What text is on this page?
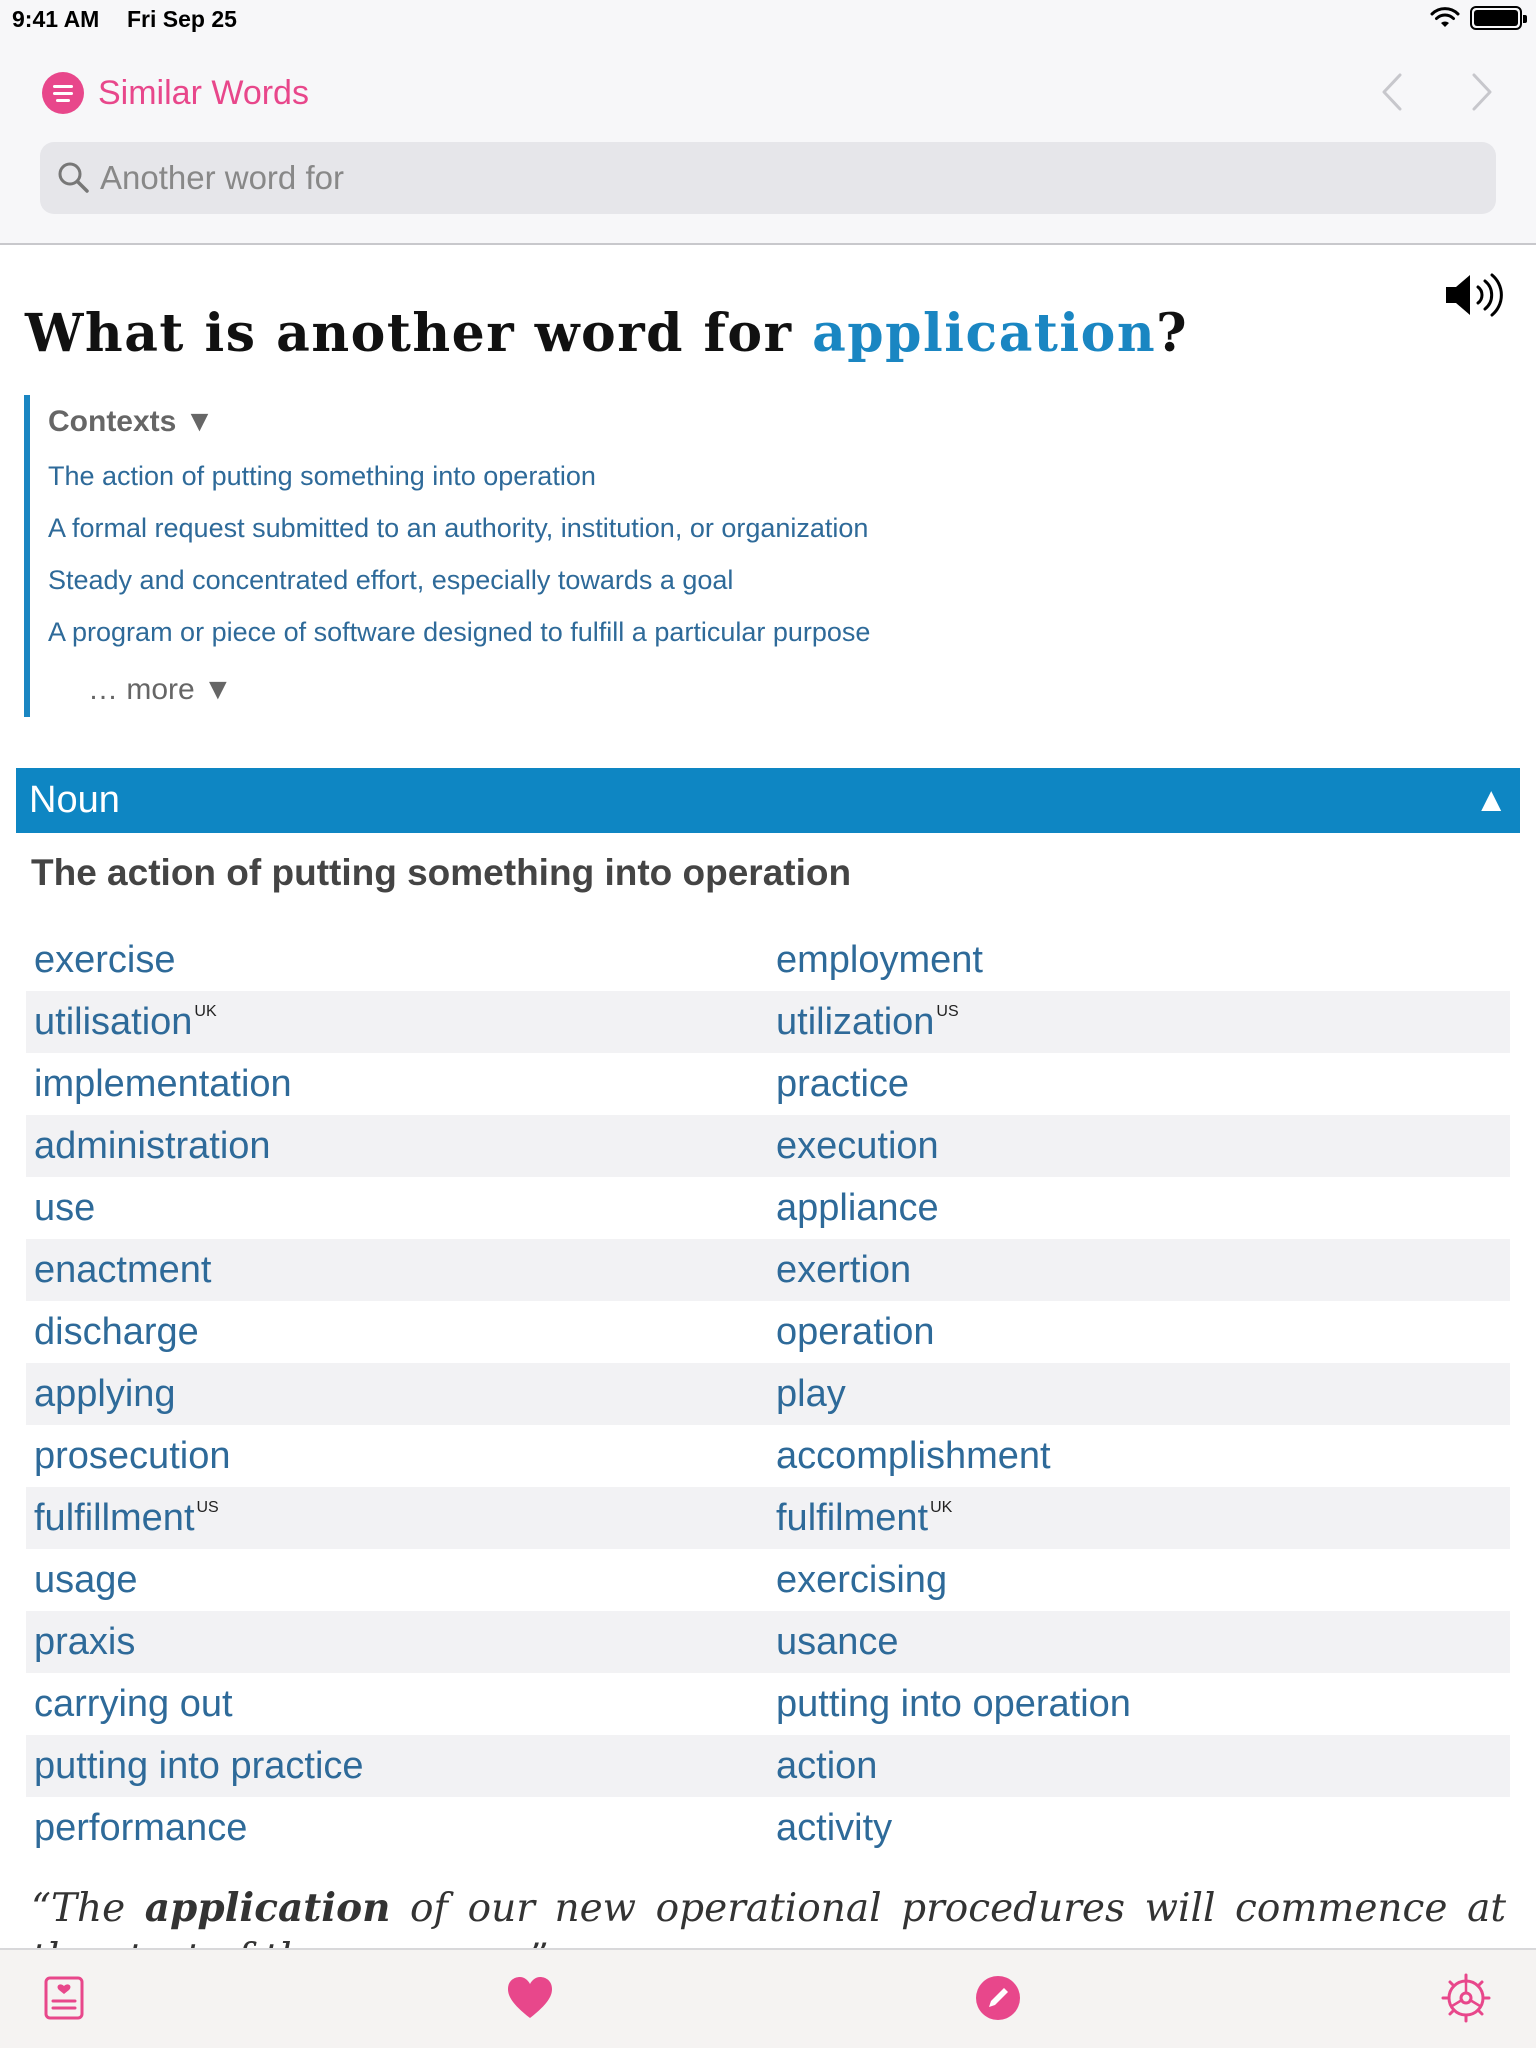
9:41 AM Fri Sep 25
Similar Words
Another word for
What is another word for application?
Contexts ▼
The action of putting something into operation
A formal request submitted to an authority, institution, or organization
Steady and concentrated effort, especially towards a goal
A program or piece of software designed to fulfill a particular purpose
… more ▼
Noun	▲
The action of putting something into operation
exercise	employment
utilisation $^{UK}$	utilization $^{US}$
implementation	practice
administration	execution
use	appliance
enactment	exertion
discharge	operation
applying	play
prosecution	accomplishment
fulfillment $^{US}$	fulfilment $^{UK}$
usage	exercising
praxis	usance
carrying out	putting into operation
putting into practice	action
performance	activity
“The application of our new operational procedures will commence at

:::::

What needs to be done - Find the lines that include the string "into", then copy each of them.

Output of the task -
The action of putting something into operation
The action of putting something into operation
carrying out	putting into operation
putting into practice	action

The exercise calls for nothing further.